> **Task goal**: Everything in the data should be repeated exactly, save for the images.

> **Supplied material**:
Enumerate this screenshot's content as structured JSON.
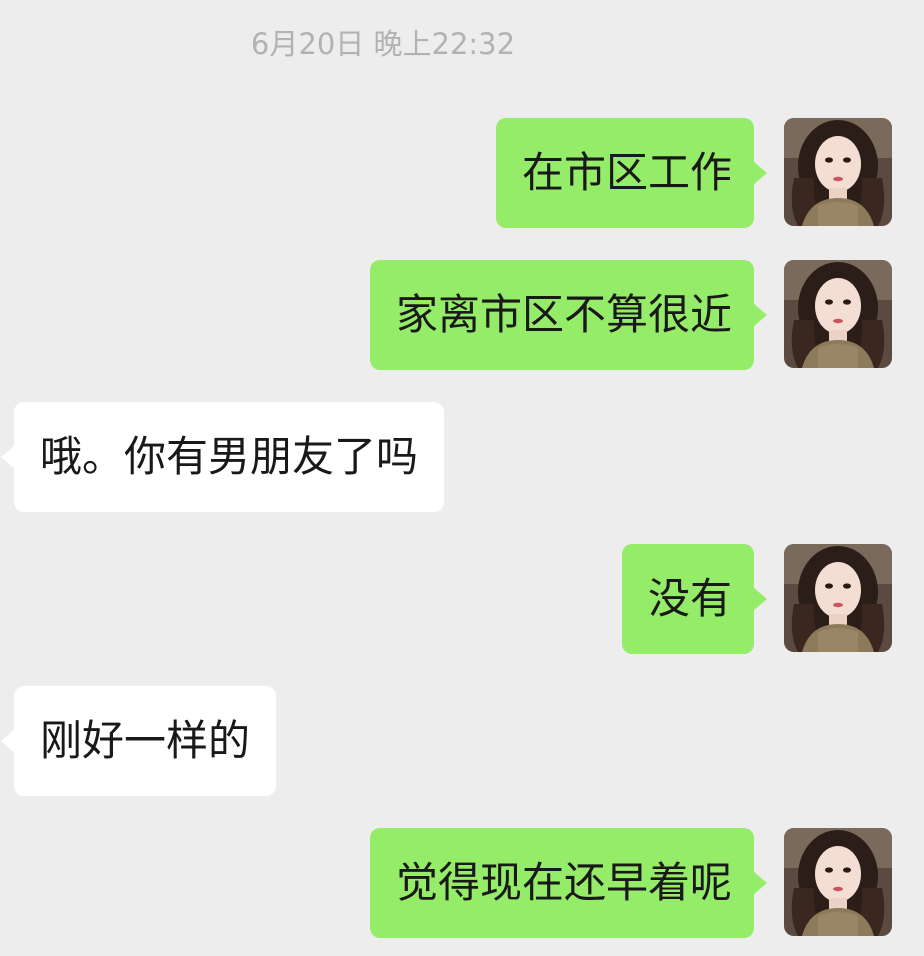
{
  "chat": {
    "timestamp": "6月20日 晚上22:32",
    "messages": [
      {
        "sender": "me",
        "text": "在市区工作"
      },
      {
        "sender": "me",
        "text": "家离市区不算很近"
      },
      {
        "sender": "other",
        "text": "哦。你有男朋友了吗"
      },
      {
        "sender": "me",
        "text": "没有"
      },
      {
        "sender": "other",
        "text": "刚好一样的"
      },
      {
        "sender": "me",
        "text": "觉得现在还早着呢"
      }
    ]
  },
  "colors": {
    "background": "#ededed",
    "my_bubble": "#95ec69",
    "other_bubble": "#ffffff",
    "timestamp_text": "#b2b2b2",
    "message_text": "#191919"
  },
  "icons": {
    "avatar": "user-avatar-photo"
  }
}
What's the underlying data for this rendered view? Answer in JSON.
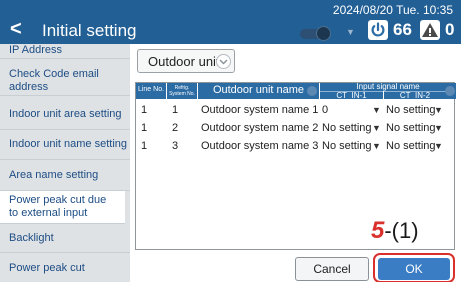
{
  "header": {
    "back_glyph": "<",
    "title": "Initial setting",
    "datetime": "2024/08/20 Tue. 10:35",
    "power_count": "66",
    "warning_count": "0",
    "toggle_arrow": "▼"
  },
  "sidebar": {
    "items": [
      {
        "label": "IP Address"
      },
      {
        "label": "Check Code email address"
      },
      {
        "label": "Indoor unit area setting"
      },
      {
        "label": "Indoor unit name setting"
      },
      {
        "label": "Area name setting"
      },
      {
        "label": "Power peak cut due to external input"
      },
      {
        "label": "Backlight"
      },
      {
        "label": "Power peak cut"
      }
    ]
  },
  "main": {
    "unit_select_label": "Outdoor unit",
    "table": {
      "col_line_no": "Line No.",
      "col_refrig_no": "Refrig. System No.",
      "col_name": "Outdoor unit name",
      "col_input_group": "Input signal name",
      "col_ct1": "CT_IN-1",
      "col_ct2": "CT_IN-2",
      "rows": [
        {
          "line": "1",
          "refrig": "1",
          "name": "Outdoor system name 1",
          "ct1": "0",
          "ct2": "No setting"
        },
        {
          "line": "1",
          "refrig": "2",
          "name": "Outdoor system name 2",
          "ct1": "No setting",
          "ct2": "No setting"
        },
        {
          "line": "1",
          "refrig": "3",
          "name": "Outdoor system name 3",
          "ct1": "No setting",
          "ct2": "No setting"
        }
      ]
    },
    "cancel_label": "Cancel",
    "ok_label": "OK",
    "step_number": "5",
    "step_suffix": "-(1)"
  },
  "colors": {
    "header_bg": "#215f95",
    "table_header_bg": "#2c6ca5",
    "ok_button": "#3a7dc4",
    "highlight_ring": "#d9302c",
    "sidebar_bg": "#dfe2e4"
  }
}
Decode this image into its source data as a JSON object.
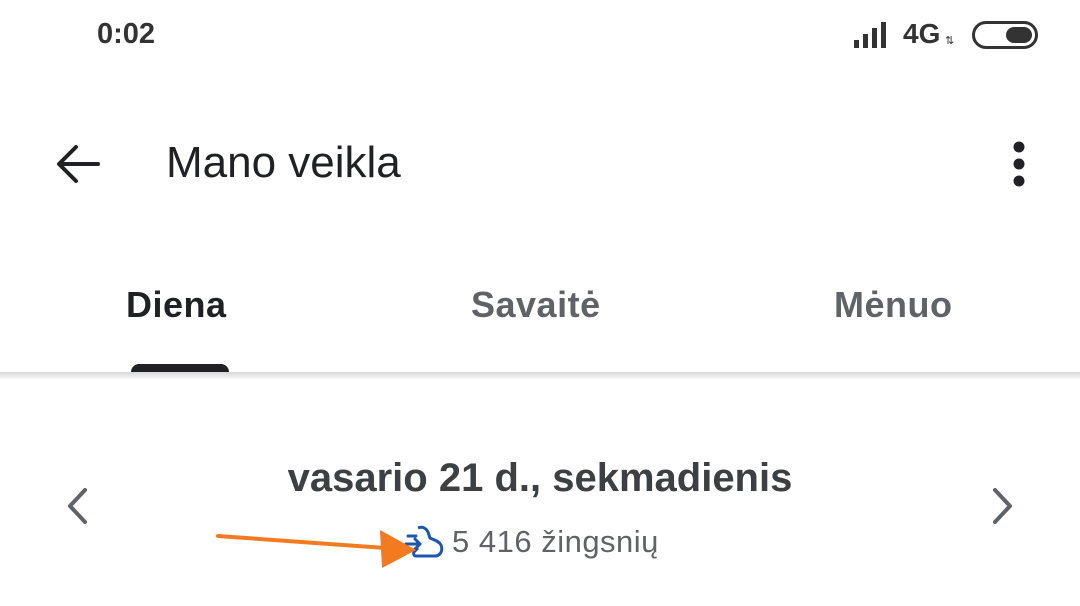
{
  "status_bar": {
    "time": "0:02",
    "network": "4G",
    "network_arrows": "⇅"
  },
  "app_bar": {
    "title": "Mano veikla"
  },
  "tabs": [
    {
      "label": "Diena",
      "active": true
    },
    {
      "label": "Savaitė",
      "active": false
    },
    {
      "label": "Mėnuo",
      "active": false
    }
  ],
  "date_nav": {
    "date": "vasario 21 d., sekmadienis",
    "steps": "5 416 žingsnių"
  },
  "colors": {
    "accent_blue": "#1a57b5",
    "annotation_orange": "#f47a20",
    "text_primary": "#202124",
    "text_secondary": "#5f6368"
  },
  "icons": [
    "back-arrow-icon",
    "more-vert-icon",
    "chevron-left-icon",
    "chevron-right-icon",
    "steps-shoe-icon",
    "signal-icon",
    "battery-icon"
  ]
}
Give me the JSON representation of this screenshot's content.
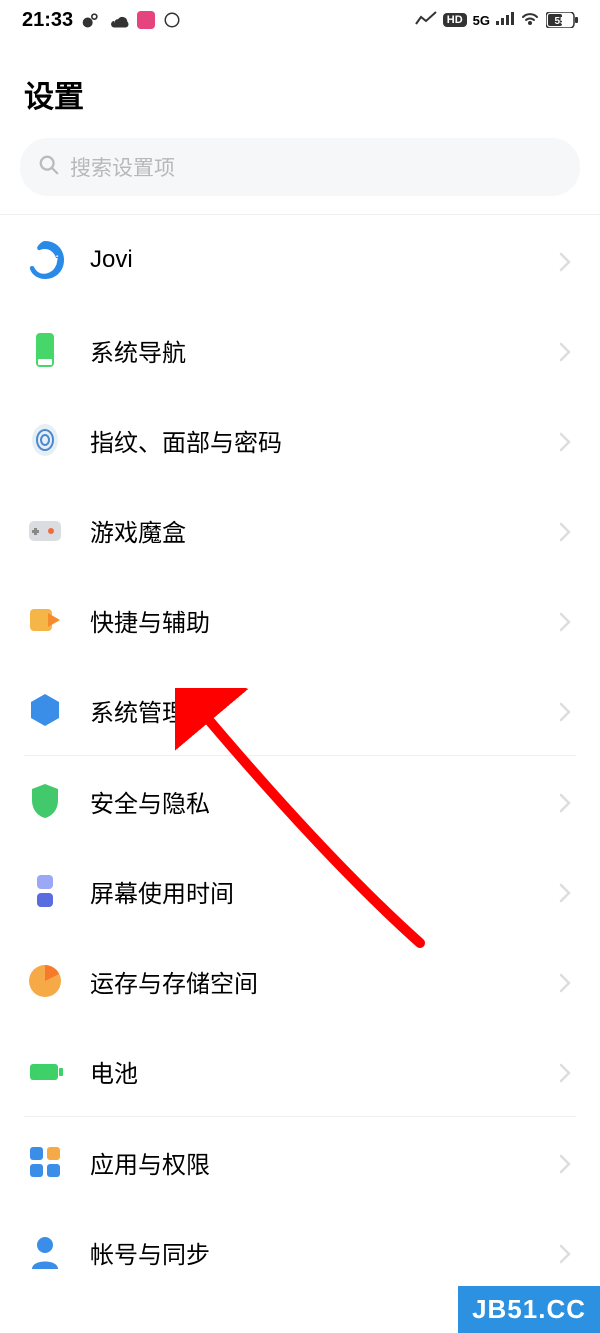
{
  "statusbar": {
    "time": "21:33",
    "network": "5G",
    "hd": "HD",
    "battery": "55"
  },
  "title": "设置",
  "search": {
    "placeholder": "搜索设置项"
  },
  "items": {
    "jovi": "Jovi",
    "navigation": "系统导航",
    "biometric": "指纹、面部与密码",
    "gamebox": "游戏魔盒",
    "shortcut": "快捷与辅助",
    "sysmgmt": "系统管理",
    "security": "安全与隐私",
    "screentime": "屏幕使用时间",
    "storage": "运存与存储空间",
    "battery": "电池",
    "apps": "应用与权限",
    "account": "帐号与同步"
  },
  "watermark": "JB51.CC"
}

> **Final result**:
Enumerate this screenshot's content as structured JSON.
{
  "chat": {
    "timestamp": "6月20日 晚上22:32",
    "messages": [
      {
        "sender": "me",
        "text": "在市区工作"
      },
      {
        "sender": "me",
        "text": "家离市区不算很近"
      },
      {
        "sender": "other",
        "text": "哦。你有男朋友了吗"
      },
      {
        "sender": "me",
        "text": "没有"
      },
      {
        "sender": "other",
        "text": "刚好一样的"
      },
      {
        "sender": "me",
        "text": "觉得现在还早着呢"
      }
    ]
  },
  "colors": {
    "background": "#ededed",
    "my_bubble": "#95ec69",
    "other_bubble": "#ffffff",
    "timestamp_text": "#b2b2b2",
    "message_text": "#191919"
  },
  "icons": {
    "avatar": "user-avatar-photo"
  }
}
What's the underlying data for this rendered view? Answer in JSON.
{
  "header": {
    "back_glyph": "<",
    "title": "Initial setting",
    "datetime": "2024/08/20 Tue. 10:35",
    "power_count": "66",
    "warning_count": "0",
    "toggle_arrow": "▼"
  },
  "sidebar": {
    "items": [
      {
        "label": "IP Address"
      },
      {
        "label": "Check Code email address"
      },
      {
        "label": "Indoor unit area setting"
      },
      {
        "label": "Indoor unit name setting"
      },
      {
        "label": "Area name setting"
      },
      {
        "label": "Power peak cut due to external input"
      },
      {
        "label": "Backlight"
      },
      {
        "label": "Power peak cut"
      }
    ]
  },
  "main": {
    "unit_select_label": "Outdoor unit",
    "table": {
      "col_line_no": "Line No.",
      "col_refrig_no": "Refrig. System No.",
      "col_name": "Outdoor unit name",
      "col_input_group": "Input signal name",
      "col_ct1": "CT_IN-1",
      "col_ct2": "CT_IN-2",
      "rows": [
        {
          "line": "1",
          "refrig": "1",
          "name": "Outdoor system name 1",
          "ct1": "0",
          "ct2": "No setting"
        },
        {
          "line": "1",
          "refrig": "2",
          "name": "Outdoor system name 2",
          "ct1": "No setting",
          "ct2": "No setting"
        },
        {
          "line": "1",
          "refrig": "3",
          "name": "Outdoor system name 3",
          "ct1": "No setting",
          "ct2": "No setting"
        }
      ]
    },
    "cancel_label": "Cancel",
    "ok_label": "OK",
    "step_number": "5",
    "step_suffix": "-(1)"
  },
  "colors": {
    "header_bg": "#215f95",
    "table_header_bg": "#2c6ca5",
    "ok_button": "#3a7dc4",
    "highlight_ring": "#d9302c",
    "sidebar_bg": "#dfe2e4"
  }
}
Decode this image into its source data as a JSON object.
{
  "status_bar": {
    "time": "0:02",
    "network": "4G",
    "network_arrows": "⇅"
  },
  "app_bar": {
    "title": "Mano veikla"
  },
  "tabs": [
    {
      "label": "Diena",
      "active": true
    },
    {
      "label": "Savaitė",
      "active": false
    },
    {
      "label": "Mėnuo",
      "active": false
    }
  ],
  "date_nav": {
    "date": "vasario 21 d., sekmadienis",
    "steps": "5 416 žingsnių"
  },
  "colors": {
    "accent_blue": "#1a57b5",
    "annotation_orange": "#f47a20",
    "text_primary": "#202124",
    "text_secondary": "#5f6368"
  },
  "icons": [
    "back-arrow-icon",
    "more-vert-icon",
    "chevron-left-icon",
    "chevron-right-icon",
    "steps-shoe-icon",
    "signal-icon",
    "battery-icon"
  ]
}
Give me the JSON representation of this screenshot's content.
{
  "statusbar": {
    "time": "21:33",
    "network": "5G",
    "hd": "HD",
    "battery": "55"
  },
  "title": "设置",
  "search": {
    "placeholder": "搜索设置项"
  },
  "items": {
    "jovi": "Jovi",
    "navigation": "系统导航",
    "biometric": "指纹、面部与密码",
    "gamebox": "游戏魔盒",
    "shortcut": "快捷与辅助",
    "sysmgmt": "系统管理",
    "security": "安全与隐私",
    "screentime": "屏幕使用时间",
    "storage": "运存与存储空间",
    "battery": "电池",
    "apps": "应用与权限",
    "account": "帐号与同步"
  },
  "watermark": "JB51.CC"
}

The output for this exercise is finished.